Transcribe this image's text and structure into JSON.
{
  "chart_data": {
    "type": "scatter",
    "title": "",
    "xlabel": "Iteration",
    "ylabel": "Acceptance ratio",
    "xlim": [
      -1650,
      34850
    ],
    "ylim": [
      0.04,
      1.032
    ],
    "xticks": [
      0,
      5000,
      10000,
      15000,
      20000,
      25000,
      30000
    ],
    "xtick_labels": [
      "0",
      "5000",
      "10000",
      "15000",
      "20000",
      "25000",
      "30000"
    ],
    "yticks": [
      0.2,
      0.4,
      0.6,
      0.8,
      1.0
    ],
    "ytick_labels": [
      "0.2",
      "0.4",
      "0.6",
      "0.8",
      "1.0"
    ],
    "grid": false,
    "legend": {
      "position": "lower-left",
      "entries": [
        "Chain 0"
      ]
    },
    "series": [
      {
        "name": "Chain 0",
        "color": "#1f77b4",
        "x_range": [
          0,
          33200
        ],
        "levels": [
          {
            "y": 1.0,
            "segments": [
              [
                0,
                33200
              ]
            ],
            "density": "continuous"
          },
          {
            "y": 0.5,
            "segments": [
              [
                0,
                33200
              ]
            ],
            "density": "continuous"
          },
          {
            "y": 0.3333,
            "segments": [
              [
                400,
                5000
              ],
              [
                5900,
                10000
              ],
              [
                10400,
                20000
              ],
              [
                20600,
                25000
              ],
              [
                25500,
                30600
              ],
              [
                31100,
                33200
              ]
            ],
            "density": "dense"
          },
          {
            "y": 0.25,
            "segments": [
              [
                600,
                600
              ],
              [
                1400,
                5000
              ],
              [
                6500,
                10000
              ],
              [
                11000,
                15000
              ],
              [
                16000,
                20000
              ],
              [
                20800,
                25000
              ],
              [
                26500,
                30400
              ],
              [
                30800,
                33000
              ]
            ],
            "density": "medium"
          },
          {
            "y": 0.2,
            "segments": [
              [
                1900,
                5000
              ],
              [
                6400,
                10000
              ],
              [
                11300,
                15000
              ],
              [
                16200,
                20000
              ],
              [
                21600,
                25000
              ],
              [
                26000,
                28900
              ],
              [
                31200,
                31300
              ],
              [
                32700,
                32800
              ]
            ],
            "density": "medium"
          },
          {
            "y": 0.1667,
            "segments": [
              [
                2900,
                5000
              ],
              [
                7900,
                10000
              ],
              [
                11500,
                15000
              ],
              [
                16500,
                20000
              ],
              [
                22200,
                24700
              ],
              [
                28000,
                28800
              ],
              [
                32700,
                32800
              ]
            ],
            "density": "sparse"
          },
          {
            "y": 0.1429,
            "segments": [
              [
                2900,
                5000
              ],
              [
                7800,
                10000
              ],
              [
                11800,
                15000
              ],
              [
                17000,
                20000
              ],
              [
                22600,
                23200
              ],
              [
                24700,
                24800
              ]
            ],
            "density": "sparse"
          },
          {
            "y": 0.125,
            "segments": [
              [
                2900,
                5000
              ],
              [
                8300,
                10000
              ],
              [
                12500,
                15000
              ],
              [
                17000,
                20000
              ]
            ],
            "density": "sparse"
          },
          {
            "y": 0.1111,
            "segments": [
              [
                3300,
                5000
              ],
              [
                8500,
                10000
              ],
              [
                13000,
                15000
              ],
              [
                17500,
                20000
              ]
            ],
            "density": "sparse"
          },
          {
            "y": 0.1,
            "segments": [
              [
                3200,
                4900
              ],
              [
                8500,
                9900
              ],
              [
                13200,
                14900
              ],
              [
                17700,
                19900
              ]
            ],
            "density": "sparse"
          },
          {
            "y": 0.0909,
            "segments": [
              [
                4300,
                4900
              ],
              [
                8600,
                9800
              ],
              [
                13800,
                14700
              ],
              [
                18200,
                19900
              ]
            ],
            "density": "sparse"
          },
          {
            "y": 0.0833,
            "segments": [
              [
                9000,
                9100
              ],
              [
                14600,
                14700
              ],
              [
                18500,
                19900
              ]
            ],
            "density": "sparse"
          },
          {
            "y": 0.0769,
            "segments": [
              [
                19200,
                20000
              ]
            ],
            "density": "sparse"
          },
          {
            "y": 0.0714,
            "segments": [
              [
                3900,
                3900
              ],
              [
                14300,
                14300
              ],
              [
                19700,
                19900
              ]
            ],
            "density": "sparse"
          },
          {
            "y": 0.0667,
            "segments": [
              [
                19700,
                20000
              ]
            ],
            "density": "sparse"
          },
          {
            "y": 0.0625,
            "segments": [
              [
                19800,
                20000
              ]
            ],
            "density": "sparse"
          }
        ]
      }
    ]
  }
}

==================================================

Problem statement —
Exactly reproduce all of the entries.

Response for this exercise —
Transcribe this image's text and structure into JSON.
{
  "chart_data": {
    "type": "scatter",
    "title": "",
    "xlabel": "Iteration",
    "ylabel": "Acceptance ratio",
    "xlim": [
      -1650,
      34850
    ],
    "ylim": [
      0.04,
      1.032
    ],
    "xticks": [
      0,
      5000,
      10000,
      15000,
      20000,
      25000,
      30000
    ],
    "xtick_labels": [
      "0",
      "5000",
      "10000",
      "15000",
      "20000",
      "25000",
      "30000"
    ],
    "yticks": [
      0.2,
      0.4,
      0.6,
      0.8,
      1.0
    ],
    "ytick_labels": [
      "0.2",
      "0.4",
      "0.6",
      "0.8",
      "1.0"
    ],
    "grid": false,
    "legend": {
      "position": "lower-left",
      "entries": [
        "Chain 0"
      ]
    },
    "series": [
      {
        "name": "Chain 0",
        "color": "#1f77b4",
        "x_range": [
          0,
          33200
        ],
        "levels": [
          {
            "y": 1.0,
            "segments": [
              [
                0,
                33200
              ]
            ],
            "density": "continuous"
          },
          {
            "y": 0.5,
            "segments": [
              [
                0,
                33200
              ]
            ],
            "density": "continuous"
          },
          {
            "y": 0.3333,
            "segments": [
              [
                400,
                5000
              ],
              [
                5900,
                10000
              ],
              [
                10400,
                20000
              ],
              [
                20600,
                25000
              ],
              [
                25500,
                30600
              ],
              [
                31100,
                33200
              ]
            ],
            "density": "dense"
          },
          {
            "y": 0.25,
            "segments": [
              [
                600,
                600
              ],
              [
                1400,
                5000
              ],
              [
                6500,
                10000
              ],
              [
                11000,
                15000
              ],
              [
                16000,
                20000
              ],
              [
                20800,
                25000
              ],
              [
                26500,
                30400
              ],
              [
                30800,
                33000
              ]
            ],
            "density": "medium"
          },
          {
            "y": 0.2,
            "segments": [
              [
                1900,
                5000
              ],
              [
                6400,
                10000
              ],
              [
                11300,
                15000
              ],
              [
                16200,
                20000
              ],
              [
                21600,
                25000
              ],
              [
                26000,
                28900
              ],
              [
                31200,
                31300
              ],
              [
                32700,
                32800
              ]
            ],
            "density": "medium"
          },
          {
            "y": 0.1667,
            "segments": [
              [
                2900,
                5000
              ],
              [
                7900,
                10000
              ],
              [
                11500,
                15000
              ],
              [
                16500,
                20000
              ],
              [
                22200,
                24700
              ],
              [
                28000,
                28800
              ],
              [
                32700,
                32800
              ]
            ],
            "density": "sparse"
          },
          {
            "y": 0.1429,
            "segments": [
              [
                2900,
                5000
              ],
              [
                7800,
                10000
              ],
              [
                11800,
                15000
              ],
              [
                17000,
                20000
              ],
              [
                22600,
                23200
              ],
              [
                24700,
                24800
              ]
            ],
            "density": "sparse"
          },
          {
            "y": 0.125,
            "segments": [
              [
                2900,
                5000
              ],
              [
                8300,
                10000
              ],
              [
                12500,
                15000
              ],
              [
                17000,
                20000
              ]
            ],
            "density": "sparse"
          },
          {
            "y": 0.1111,
            "segments": [
              [
                3300,
                5000
              ],
              [
                8500,
                10000
              ],
              [
                13000,
                15000
              ],
              [
                17500,
                20000
              ]
            ],
            "density": "sparse"
          },
          {
            "y": 0.1,
            "segments": [
              [
                3200,
                4900
              ],
              [
                8500,
                9900
              ],
              [
                13200,
                14900
              ],
              [
                17700,
                19900
              ]
            ],
            "density": "sparse"
          },
          {
            "y": 0.0909,
            "segments": [
              [
                4300,
                4900
              ],
              [
                8600,
                9800
              ],
              [
                13800,
                14700
              ],
              [
                18200,
                19900
              ]
            ],
            "density": "sparse"
          },
          {
            "y": 0.0833,
            "segments": [
              [
                9000,
                9100
              ],
              [
                14600,
                14700
              ],
              [
                18500,
                19900
              ]
            ],
            "density": "sparse"
          },
          {
            "y": 0.0769,
            "segments": [
              [
                19200,
                20000
              ]
            ],
            "density": "sparse"
          },
          {
            "y": 0.0714,
            "segments": [
              [
                3900,
                3900
              ],
              [
                14300,
                14300
              ],
              [
                19700,
                19900
              ]
            ],
            "density": "sparse"
          },
          {
            "y": 0.0667,
            "segments": [
              [
                19700,
                20000
              ]
            ],
            "density": "sparse"
          },
          {
            "y": 0.0625,
            "segments": [
              [
                19800,
                20000
              ]
            ],
            "density": "sparse"
          }
        ]
      }
    ]
  }
}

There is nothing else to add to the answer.